### EXERCISE GOAL
Your task is to output the listing word for word, with pictures excluded.
═════ INPUT RECORDS ═════
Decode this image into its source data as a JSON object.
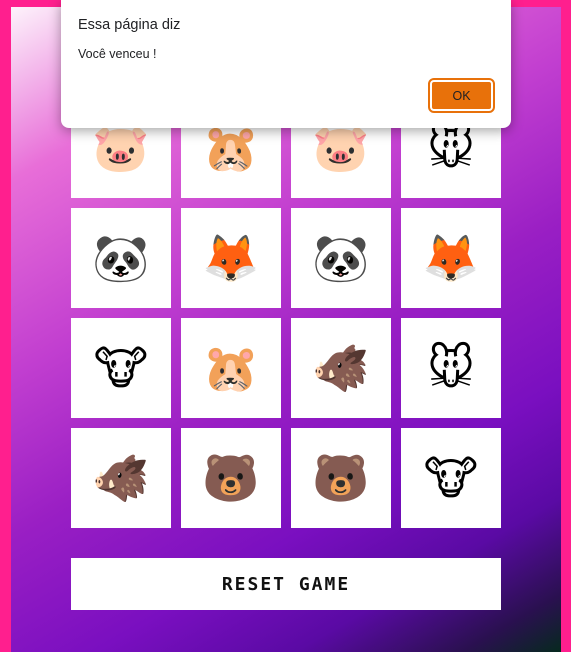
{
  "dialog": {
    "title": "Essa página diz",
    "message": "Você venceu !",
    "ok_label": "OK"
  },
  "board": {
    "cards": [
      {
        "animal": "pig",
        "glyph": "🐷"
      },
      {
        "animal": "hamster",
        "glyph": "🐹"
      },
      {
        "animal": "pig",
        "glyph": "🐷"
      },
      {
        "animal": "mouse",
        "glyph": "🐭"
      },
      {
        "animal": "panda",
        "glyph": "🐼"
      },
      {
        "animal": "fox",
        "glyph": "🦊"
      },
      {
        "animal": "panda",
        "glyph": "🐼"
      },
      {
        "animal": "fox",
        "glyph": "🦊"
      },
      {
        "animal": "cow",
        "glyph": "🐮"
      },
      {
        "animal": "hamster",
        "glyph": "🐹"
      },
      {
        "animal": "boar",
        "glyph": "🐗"
      },
      {
        "animal": "mouse",
        "glyph": "🐭"
      },
      {
        "animal": "boar",
        "glyph": "🐗"
      },
      {
        "animal": "bear",
        "glyph": "🐻"
      },
      {
        "animal": "bear",
        "glyph": "🐻"
      },
      {
        "animal": "cow",
        "glyph": "🐮"
      }
    ]
  },
  "reset": {
    "label": "RESET GAME"
  },
  "colors": {
    "page_border": "#ff1f8e",
    "ok_button": "#e8710a",
    "card_background": "#ffffff"
  }
}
═════
### ANSWER TO THE EXERCISE
Decode this image into its source data as a JSON object.
{
  "dialog": {
    "title": "Essa página diz",
    "message": "Você venceu !",
    "ok_label": "OK"
  },
  "board": {
    "cards": [
      {
        "animal": "pig",
        "glyph": "🐷"
      },
      {
        "animal": "hamster",
        "glyph": "🐹"
      },
      {
        "animal": "pig",
        "glyph": "🐷"
      },
      {
        "animal": "mouse",
        "glyph": "🐭"
      },
      {
        "animal": "panda",
        "glyph": "🐼"
      },
      {
        "animal": "fox",
        "glyph": "🦊"
      },
      {
        "animal": "panda",
        "glyph": "🐼"
      },
      {
        "animal": "fox",
        "glyph": "🦊"
      },
      {
        "animal": "cow",
        "glyph": "🐮"
      },
      {
        "animal": "hamster",
        "glyph": "🐹"
      },
      {
        "animal": "boar",
        "glyph": "🐗"
      },
      {
        "animal": "mouse",
        "glyph": "🐭"
      },
      {
        "animal": "boar",
        "glyph": "🐗"
      },
      {
        "animal": "bear",
        "glyph": "🐻"
      },
      {
        "animal": "bear",
        "glyph": "🐻"
      },
      {
        "animal": "cow",
        "glyph": "🐮"
      }
    ]
  },
  "reset": {
    "label": "RESET GAME"
  },
  "colors": {
    "page_border": "#ff1f8e",
    "ok_button": "#e8710a",
    "card_background": "#ffffff"
  }
}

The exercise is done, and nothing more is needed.